WRITTEN EXERCISE :: Would you write out the listing verbatim and skip every picture in it?

+++ RECORD EXCERPTS

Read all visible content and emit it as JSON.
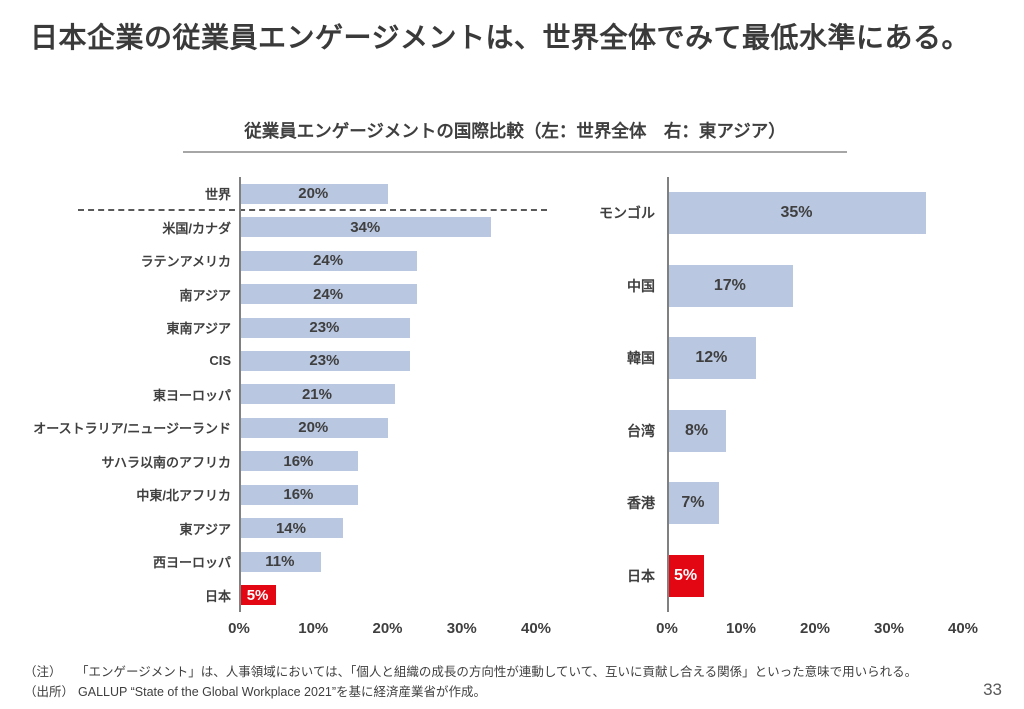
{
  "slide": {
    "title": "日本企業の従業員エンゲージメントは、世界全体でみて最低水準にある。",
    "page_number": "33"
  },
  "figure": {
    "title": "従業員エンゲージメントの国際比較（左：世界全体　右：東アジア）"
  },
  "notes": [
    {
      "label": "（注）",
      "text": "「エンゲージメント」は、人事領域においては、「個人と組織の成長の方向性が連動していて、互いに貢献し合える関係」といった意味で用いられる。"
    },
    {
      "label": "（出所）",
      "text": "GALLUP “State of the Global Workplace 2021”を基に経済産業省が作成。"
    }
  ],
  "colors": {
    "bar": "#b9c7e0",
    "highlight_bar": "#e30613",
    "highlight_value_text": "#ffffff",
    "axis_line": "#808080",
    "title_text": "#3a3a3a"
  },
  "chart_data": [
    {
      "type": "bar",
      "orientation": "horizontal",
      "name": "world",
      "panel_label": "左：世界全体",
      "categories": [
        "世界",
        "米国/カナダ",
        "ラテンアメリカ",
        "南アジア",
        "東南アジア",
        "CIS",
        "東ヨーロッパ",
        "オーストラリア/ニュージーランド",
        "サハラ以南のアフリカ",
        "中東/北アフリカ",
        "東アジア",
        "西ヨーロッパ",
        "日本"
      ],
      "values": [
        20,
        34,
        24,
        24,
        23,
        23,
        21,
        20,
        16,
        16,
        14,
        11,
        5
      ],
      "labels": [
        "20%",
        "34%",
        "24%",
        "24%",
        "23%",
        "23%",
        "21%",
        "20%",
        "16%",
        "16%",
        "14%",
        "11%",
        "5%"
      ],
      "highlight_category": "日本",
      "separator_after": "世界",
      "xlim": [
        0,
        40
      ],
      "x_ticks": [
        "0%",
        "10%",
        "20%",
        "30%",
        "40%"
      ],
      "grid": false,
      "legend": false
    },
    {
      "type": "bar",
      "orientation": "horizontal",
      "name": "east-asia",
      "panel_label": "右：東アジア",
      "categories": [
        "モンゴル",
        "中国",
        "韓国",
        "台湾",
        "香港",
        "日本"
      ],
      "values": [
        35,
        17,
        12,
        8,
        7,
        5
      ],
      "labels": [
        "35%",
        "17%",
        "12%",
        "8%",
        "7%",
        "5%"
      ],
      "highlight_category": "日本",
      "separator_after": null,
      "xlim": [
        0,
        40
      ],
      "x_ticks": [
        "0%",
        "10%",
        "20%",
        "30%",
        "40%"
      ],
      "grid": false,
      "legend": false
    }
  ]
}
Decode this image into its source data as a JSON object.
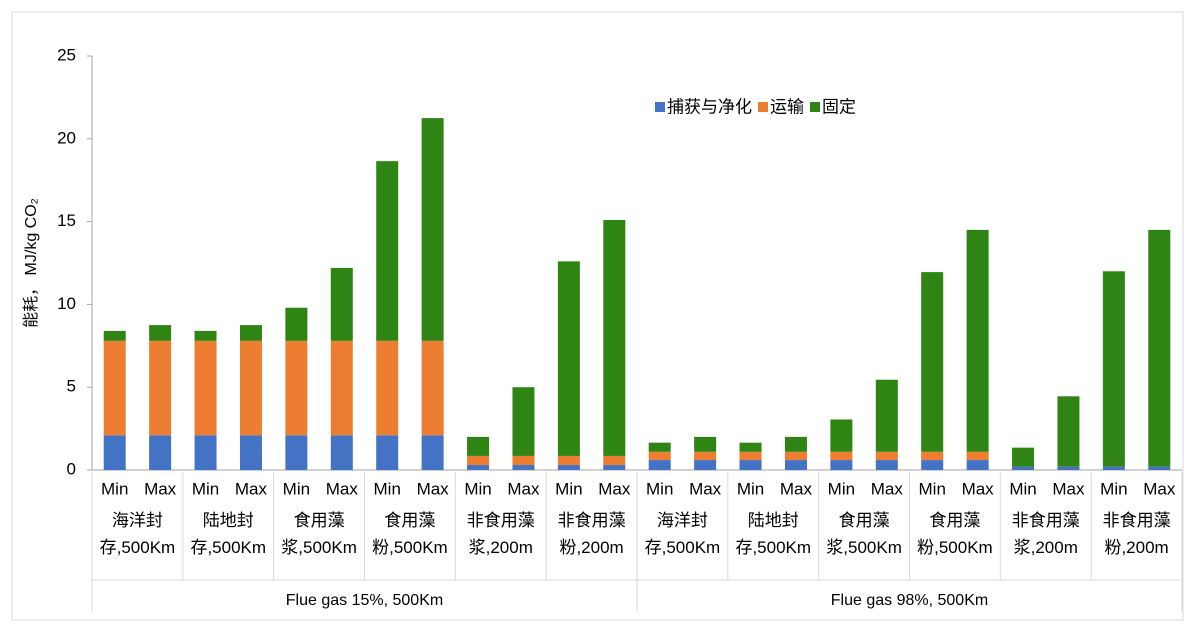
{
  "chart_data": {
    "type": "stacked_bar",
    "ylabel": "能耗， MJ/kg CO₂",
    "categories": [
      "Min",
      "Max",
      "Min",
      "Max",
      "Min",
      "Max",
      "Min",
      "Max",
      "Min",
      "Max",
      "Min",
      "Max",
      "Min",
      "Max",
      "Min",
      "Max",
      "Min",
      "Max",
      "Min",
      "Max",
      "Min",
      "Max",
      "Min",
      "Max"
    ],
    "groups": [
      "海洋封存,500Km",
      "陆地封存,500Km",
      "食用藻浆,500Km",
      "食用藻粉,500Km",
      "非食用藻浆,200m",
      "非食用藻粉,200m",
      "海洋封存,500Km",
      "陆地封存,500Km",
      "食用藻浆,500Km",
      "食用藻粉,500Km",
      "非食用藻浆,200m",
      "非食用藻粉,200m"
    ],
    "supergroups": [
      "Flue gas 15%, 500Km",
      "Flue gas 98%, 500Km"
    ],
    "series": [
      {
        "name": "捕获与净化",
        "color": "#4472c4",
        "values": [
          2.1,
          2.1,
          2.1,
          2.1,
          2.1,
          2.1,
          2.1,
          2.1,
          0.3,
          0.3,
          0.3,
          0.3,
          0.6,
          0.6,
          0.6,
          0.6,
          0.6,
          0.6,
          0.6,
          0.6,
          0.2,
          0.2,
          0.2,
          0.2
        ]
      },
      {
        "name": "运输",
        "color": "#ed7d31",
        "values": [
          5.7,
          5.7,
          5.7,
          5.7,
          5.7,
          5.7,
          5.7,
          5.7,
          0.55,
          0.55,
          0.55,
          0.55,
          0.5,
          0.5,
          0.5,
          0.5,
          0.5,
          0.5,
          0.5,
          0.5,
          0,
          0,
          0,
          0
        ]
      },
      {
        "name": "固定",
        "color": "#2f8513",
        "values": [
          0.6,
          0.95,
          0.6,
          0.95,
          2.0,
          4.4,
          10.85,
          13.45,
          1.15,
          4.15,
          11.75,
          14.25,
          0.55,
          0.9,
          0.55,
          0.9,
          1.95,
          4.35,
          10.85,
          13.4,
          1.15,
          4.25,
          11.8,
          14.3
        ]
      }
    ],
    "ylim": [
      0,
      25
    ],
    "yticks": [
      0,
      5,
      10,
      15,
      20,
      25
    ],
    "legend": "top-right"
  }
}
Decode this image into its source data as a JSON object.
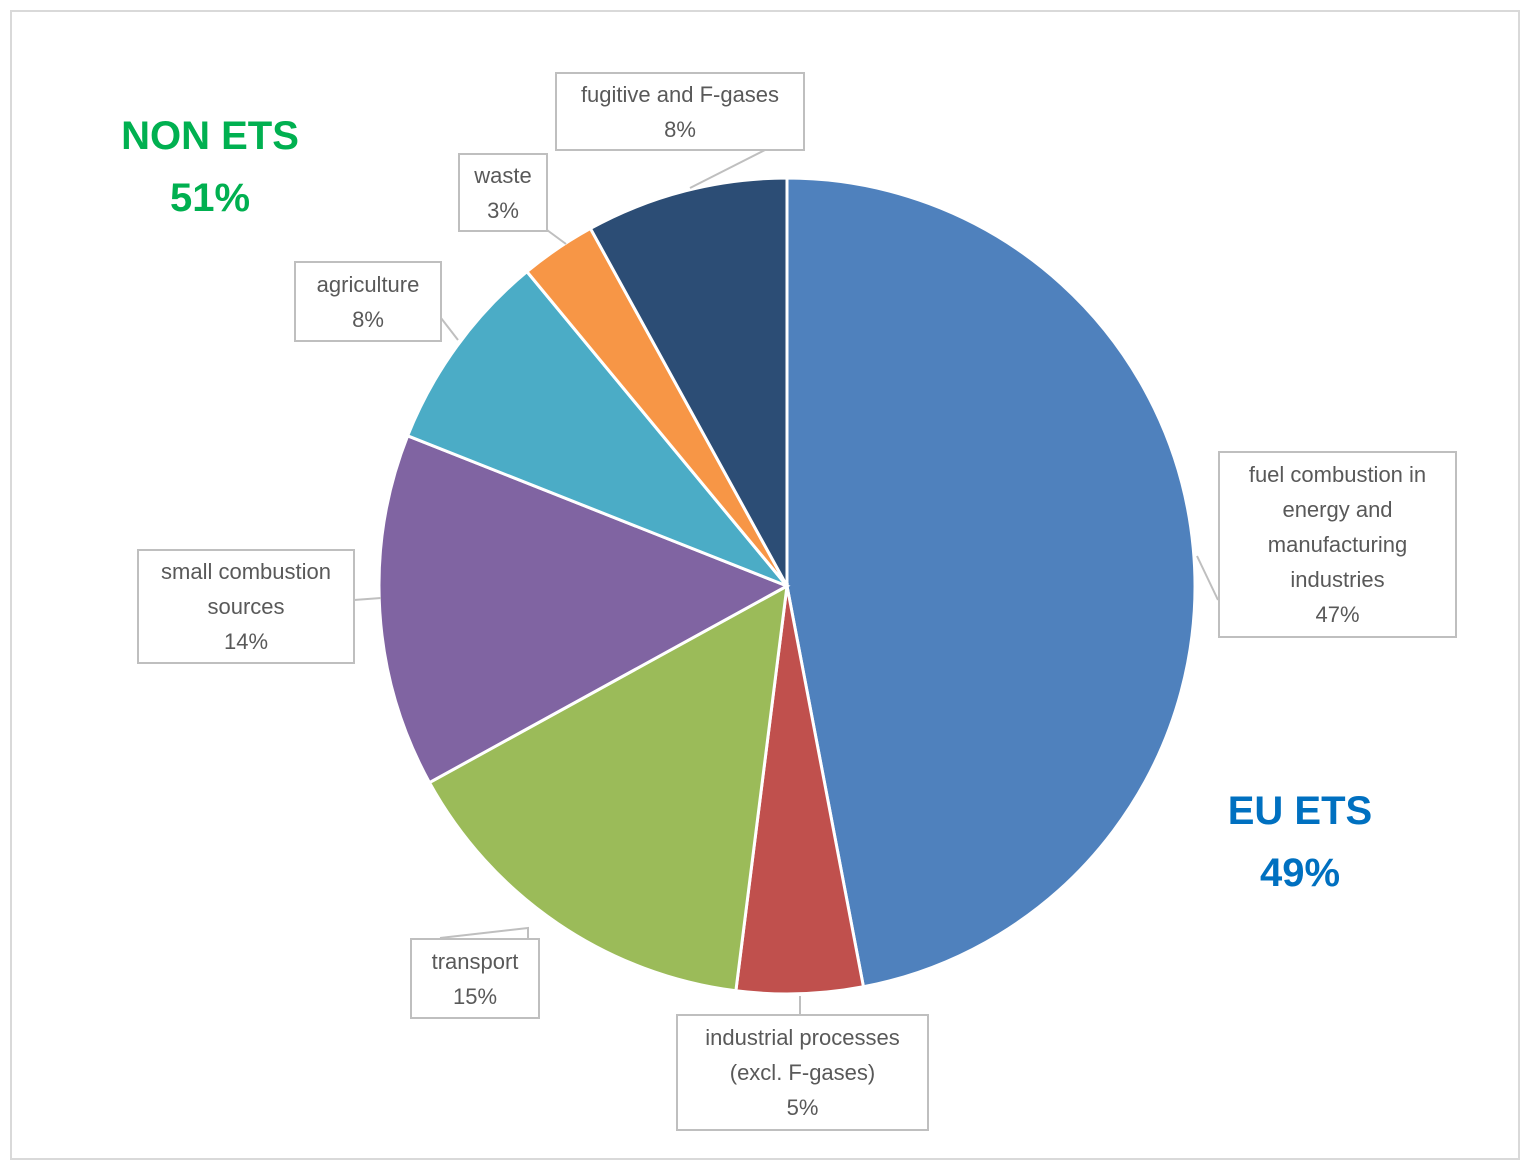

++++++

OUTPUT OF THE EXERCISE ::
Read all visible content and emit it as JSON.
{
  "slide": {
    "title": "日本企業の従業員エンゲージメントは、世界全体でみて最低水準にある。",
    "page_number": "33"
  },
  "figure": {
    "title": "従業員エンゲージメントの国際比較（左：世界全体　右：東アジア）"
  },
  "notes": [
    {
      "label": "（注）",
      "text": "「エンゲージメント」は、人事領域においては、「個人と組織の成長の方向性が連動していて、互いに貢献し合える関係」といった意味で用いられる。"
    },
    {
      "label": "（出所）",
      "text": "GALLUP “State of the Global Workplace 2021”を基に経済産業省が作成。"
    }
  ],
  "colors": {
    "bar": "#b9c7e0",
    "highlight_bar": "#e30613",
    "highlight_value_text": "#ffffff",
    "axis_line": "#808080",
    "title_text": "#3a3a3a"
  },
  "chart_data": [
    {
      "type": "bar",
      "orientation": "horizontal",
      "name": "world",
      "panel_label": "左：世界全体",
      "categories": [
        "世界",
        "米国/カナダ",
        "ラテンアメリカ",
        "南アジア",
        "東南アジア",
        "CIS",
        "東ヨーロッパ",
        "オーストラリア/ニュージーランド",
        "サハラ以南のアフリカ",
        "中東/北アフリカ",
        "東アジア",
        "西ヨーロッパ",
        "日本"
      ],
      "values": [
        20,
        34,
        24,
        24,
        23,
        23,
        21,
        20,
        16,
        16,
        14,
        11,
        5
      ],
      "labels": [
        "20%",
        "34%",
        "24%",
        "24%",
        "23%",
        "23%",
        "21%",
        "20%",
        "16%",
        "16%",
        "14%",
        "11%",
        "5%"
      ],
      "highlight_category": "日本",
      "separator_after": "世界",
      "xlim": [
        0,
        40
      ],
      "x_ticks": [
        "0%",
        "10%",
        "20%",
        "30%",
        "40%"
      ],
      "grid": false,
      "legend": false
    },
    {
      "type": "bar",
      "orientation": "horizontal",
      "name": "east-asia",
      "panel_label": "右：東アジア",
      "categories": [
        "モンゴル",
        "中国",
        "韓国",
        "台湾",
        "香港",
        "日本"
      ],
      "values": [
        35,
        17,
        12,
        8,
        7,
        5
      ],
      "labels": [
        "35%",
        "17%",
        "12%",
        "8%",
        "7%",
        "5%"
      ],
      "highlight_category": "日本",
      "separator_after": null,
      "xlim": [
        0,
        40
      ],
      "x_ticks": [
        "0%",
        "10%",
        "20%",
        "30%",
        "40%"
      ],
      "grid": false,
      "legend": false
    }
  ]
}
Decode this image into its source data as a JSON object.
{
  "chart_data": {
    "type": "stacked_bar",
    "ylabel": "能耗， MJ/kg CO₂",
    "categories": [
      "Min",
      "Max",
      "Min",
      "Max",
      "Min",
      "Max",
      "Min",
      "Max",
      "Min",
      "Max",
      "Min",
      "Max",
      "Min",
      "Max",
      "Min",
      "Max",
      "Min",
      "Max",
      "Min",
      "Max",
      "Min",
      "Max",
      "Min",
      "Max"
    ],
    "groups": [
      "海洋封存,500Km",
      "陆地封存,500Km",
      "食用藻浆,500Km",
      "食用藻粉,500Km",
      "非食用藻浆,200m",
      "非食用藻粉,200m",
      "海洋封存,500Km",
      "陆地封存,500Km",
      "食用藻浆,500Km",
      "食用藻粉,500Km",
      "非食用藻浆,200m",
      "非食用藻粉,200m"
    ],
    "supergroups": [
      "Flue gas 15%, 500Km",
      "Flue gas 98%, 500Km"
    ],
    "series": [
      {
        "name": "捕获与净化",
        "color": "#4472c4",
        "values": [
          2.1,
          2.1,
          2.1,
          2.1,
          2.1,
          2.1,
          2.1,
          2.1,
          0.3,
          0.3,
          0.3,
          0.3,
          0.6,
          0.6,
          0.6,
          0.6,
          0.6,
          0.6,
          0.6,
          0.6,
          0.2,
          0.2,
          0.2,
          0.2
        ]
      },
      {
        "name": "运输",
        "color": "#ed7d31",
        "values": [
          5.7,
          5.7,
          5.7,
          5.7,
          5.7,
          5.7,
          5.7,
          5.7,
          0.55,
          0.55,
          0.55,
          0.55,
          0.5,
          0.5,
          0.5,
          0.5,
          0.5,
          0.5,
          0.5,
          0.5,
          0,
          0,
          0,
          0
        ]
      },
      {
        "name": "固定",
        "color": "#2f8513",
        "values": [
          0.6,
          0.95,
          0.6,
          0.95,
          2.0,
          4.4,
          10.85,
          13.45,
          1.15,
          4.15,
          11.75,
          14.25,
          0.55,
          0.9,
          0.55,
          0.9,
          1.95,
          4.35,
          10.85,
          13.4,
          1.15,
          4.25,
          11.8,
          14.3
        ]
      }
    ],
    "ylim": [
      0,
      25
    ],
    "yticks": [
      0,
      5,
      10,
      15,
      20,
      25
    ],
    "legend": "top-right"
  }
}
Decode this image into its source data as a JSON object.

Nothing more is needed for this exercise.